DATA TO PROCESS:
▶

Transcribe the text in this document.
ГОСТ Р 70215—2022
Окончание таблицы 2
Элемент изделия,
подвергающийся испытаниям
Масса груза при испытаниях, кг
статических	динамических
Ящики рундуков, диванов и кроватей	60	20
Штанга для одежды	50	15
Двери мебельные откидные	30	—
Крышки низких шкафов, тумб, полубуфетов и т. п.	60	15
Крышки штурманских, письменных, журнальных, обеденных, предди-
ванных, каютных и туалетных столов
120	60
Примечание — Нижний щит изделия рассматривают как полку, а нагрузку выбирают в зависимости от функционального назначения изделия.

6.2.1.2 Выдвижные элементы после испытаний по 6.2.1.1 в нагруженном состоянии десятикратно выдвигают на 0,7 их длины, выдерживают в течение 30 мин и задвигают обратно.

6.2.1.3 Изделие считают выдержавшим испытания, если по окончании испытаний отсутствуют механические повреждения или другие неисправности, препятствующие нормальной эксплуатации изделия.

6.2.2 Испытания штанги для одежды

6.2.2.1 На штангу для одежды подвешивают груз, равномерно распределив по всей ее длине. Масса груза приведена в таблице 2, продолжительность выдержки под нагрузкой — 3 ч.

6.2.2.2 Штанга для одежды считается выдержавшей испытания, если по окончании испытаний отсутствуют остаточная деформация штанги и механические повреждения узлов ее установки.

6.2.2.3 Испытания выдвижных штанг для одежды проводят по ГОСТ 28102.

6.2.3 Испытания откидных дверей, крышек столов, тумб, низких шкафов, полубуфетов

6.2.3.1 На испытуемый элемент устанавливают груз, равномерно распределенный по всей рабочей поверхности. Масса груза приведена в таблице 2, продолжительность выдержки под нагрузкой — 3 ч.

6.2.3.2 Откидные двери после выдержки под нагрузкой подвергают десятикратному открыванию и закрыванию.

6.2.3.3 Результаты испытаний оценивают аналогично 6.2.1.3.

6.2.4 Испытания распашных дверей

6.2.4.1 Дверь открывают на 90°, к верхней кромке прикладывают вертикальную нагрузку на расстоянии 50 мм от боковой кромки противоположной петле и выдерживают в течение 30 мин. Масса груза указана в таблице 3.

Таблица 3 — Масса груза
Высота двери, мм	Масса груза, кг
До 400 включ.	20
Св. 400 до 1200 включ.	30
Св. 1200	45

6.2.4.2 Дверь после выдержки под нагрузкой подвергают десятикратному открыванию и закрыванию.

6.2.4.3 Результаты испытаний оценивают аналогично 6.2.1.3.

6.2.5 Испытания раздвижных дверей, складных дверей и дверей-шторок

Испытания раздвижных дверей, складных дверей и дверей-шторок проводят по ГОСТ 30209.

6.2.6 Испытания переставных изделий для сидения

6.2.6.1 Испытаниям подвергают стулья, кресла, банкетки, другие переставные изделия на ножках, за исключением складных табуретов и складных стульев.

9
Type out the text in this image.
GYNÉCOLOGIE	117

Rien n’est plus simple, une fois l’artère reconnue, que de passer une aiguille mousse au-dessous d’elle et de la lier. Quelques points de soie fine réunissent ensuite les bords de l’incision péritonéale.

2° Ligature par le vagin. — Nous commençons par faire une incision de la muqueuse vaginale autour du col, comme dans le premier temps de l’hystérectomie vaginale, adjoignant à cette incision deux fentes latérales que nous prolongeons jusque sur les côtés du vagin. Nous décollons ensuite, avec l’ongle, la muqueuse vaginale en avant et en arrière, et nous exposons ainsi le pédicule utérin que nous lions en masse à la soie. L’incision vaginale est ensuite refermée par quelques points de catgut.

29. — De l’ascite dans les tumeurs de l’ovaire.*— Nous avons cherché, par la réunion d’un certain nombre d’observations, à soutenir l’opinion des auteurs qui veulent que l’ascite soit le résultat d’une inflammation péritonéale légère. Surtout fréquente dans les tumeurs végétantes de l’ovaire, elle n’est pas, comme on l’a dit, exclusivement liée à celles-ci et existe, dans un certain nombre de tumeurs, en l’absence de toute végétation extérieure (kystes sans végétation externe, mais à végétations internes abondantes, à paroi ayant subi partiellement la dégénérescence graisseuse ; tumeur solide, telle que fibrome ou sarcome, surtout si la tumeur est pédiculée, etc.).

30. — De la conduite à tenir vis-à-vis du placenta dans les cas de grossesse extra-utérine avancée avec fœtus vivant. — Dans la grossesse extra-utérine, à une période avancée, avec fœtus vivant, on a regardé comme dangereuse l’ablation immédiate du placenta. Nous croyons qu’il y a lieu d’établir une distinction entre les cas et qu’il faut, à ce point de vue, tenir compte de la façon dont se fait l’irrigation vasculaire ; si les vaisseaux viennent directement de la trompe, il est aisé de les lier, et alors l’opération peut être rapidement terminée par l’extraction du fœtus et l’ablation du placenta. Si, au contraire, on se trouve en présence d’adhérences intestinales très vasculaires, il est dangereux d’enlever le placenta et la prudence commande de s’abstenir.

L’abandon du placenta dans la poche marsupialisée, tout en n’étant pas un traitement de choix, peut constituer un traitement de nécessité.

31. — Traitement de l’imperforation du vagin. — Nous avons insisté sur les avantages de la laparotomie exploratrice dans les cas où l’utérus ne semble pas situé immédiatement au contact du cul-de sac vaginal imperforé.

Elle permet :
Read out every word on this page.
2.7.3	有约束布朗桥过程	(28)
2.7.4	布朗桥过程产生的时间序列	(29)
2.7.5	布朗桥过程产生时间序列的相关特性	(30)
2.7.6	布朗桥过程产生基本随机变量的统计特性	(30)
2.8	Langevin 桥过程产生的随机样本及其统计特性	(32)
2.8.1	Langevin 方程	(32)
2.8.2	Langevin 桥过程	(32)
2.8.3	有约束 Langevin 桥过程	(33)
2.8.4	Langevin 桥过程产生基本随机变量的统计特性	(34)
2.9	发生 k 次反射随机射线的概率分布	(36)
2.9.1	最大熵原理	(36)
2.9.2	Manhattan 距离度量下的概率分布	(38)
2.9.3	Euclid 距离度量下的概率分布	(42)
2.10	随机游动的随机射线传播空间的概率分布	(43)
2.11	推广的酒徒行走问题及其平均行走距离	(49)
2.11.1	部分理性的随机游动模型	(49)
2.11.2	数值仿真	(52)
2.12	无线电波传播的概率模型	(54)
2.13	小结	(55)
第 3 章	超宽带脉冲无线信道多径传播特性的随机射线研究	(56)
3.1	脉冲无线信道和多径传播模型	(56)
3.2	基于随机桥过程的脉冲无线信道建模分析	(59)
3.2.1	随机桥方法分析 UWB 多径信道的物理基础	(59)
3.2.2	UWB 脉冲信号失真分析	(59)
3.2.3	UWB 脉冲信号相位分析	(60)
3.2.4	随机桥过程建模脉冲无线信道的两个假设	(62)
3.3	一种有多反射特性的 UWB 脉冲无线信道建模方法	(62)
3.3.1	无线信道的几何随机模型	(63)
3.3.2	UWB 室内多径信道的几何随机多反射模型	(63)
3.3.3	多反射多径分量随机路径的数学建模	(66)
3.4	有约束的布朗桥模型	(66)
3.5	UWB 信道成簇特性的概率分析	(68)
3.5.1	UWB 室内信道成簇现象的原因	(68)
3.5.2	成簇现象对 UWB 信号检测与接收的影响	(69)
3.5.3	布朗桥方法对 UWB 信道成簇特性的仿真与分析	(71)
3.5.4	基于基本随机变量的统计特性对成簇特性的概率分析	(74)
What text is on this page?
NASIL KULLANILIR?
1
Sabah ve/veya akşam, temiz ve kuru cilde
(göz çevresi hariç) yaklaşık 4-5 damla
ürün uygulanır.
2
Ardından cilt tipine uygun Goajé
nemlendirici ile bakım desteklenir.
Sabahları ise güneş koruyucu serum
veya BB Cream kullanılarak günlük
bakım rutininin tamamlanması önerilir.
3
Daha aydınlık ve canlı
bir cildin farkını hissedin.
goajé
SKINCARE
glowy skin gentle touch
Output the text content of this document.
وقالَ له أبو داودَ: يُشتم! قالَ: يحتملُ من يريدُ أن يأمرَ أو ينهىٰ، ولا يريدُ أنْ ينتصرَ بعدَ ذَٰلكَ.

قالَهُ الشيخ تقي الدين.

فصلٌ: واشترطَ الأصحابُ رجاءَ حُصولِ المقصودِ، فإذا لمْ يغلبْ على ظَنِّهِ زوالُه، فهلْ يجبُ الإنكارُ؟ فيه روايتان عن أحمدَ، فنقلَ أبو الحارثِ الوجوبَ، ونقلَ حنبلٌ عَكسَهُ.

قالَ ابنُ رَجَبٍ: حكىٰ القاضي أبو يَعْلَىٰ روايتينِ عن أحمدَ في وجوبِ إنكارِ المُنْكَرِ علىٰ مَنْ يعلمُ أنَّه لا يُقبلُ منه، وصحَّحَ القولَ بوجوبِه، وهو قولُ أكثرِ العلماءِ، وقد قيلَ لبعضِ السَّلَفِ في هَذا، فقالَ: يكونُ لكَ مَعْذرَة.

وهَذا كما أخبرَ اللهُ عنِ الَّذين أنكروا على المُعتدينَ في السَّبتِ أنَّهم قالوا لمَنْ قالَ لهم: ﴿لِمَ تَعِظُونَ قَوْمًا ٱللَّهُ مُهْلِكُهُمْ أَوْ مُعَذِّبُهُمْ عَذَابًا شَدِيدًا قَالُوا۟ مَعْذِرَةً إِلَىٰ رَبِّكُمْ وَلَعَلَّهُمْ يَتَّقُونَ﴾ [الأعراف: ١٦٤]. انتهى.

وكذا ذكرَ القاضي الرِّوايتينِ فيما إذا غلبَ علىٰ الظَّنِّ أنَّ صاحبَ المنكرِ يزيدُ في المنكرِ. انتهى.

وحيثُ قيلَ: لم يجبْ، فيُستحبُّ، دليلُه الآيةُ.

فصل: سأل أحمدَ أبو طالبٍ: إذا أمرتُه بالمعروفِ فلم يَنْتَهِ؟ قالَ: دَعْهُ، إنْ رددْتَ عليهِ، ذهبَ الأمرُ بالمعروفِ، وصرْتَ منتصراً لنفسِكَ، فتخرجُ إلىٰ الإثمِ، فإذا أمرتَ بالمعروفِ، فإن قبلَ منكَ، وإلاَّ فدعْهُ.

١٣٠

◀

SET PROBLEM: From the listing above, pick out every line containing "Крышки".

REPLY TO THE EXERCISE:
Крышки низких шкафов, тумб, полубуфетов и т. п.	60	15
Крышки штурманских, письменных, журнальных, обеденных, предди-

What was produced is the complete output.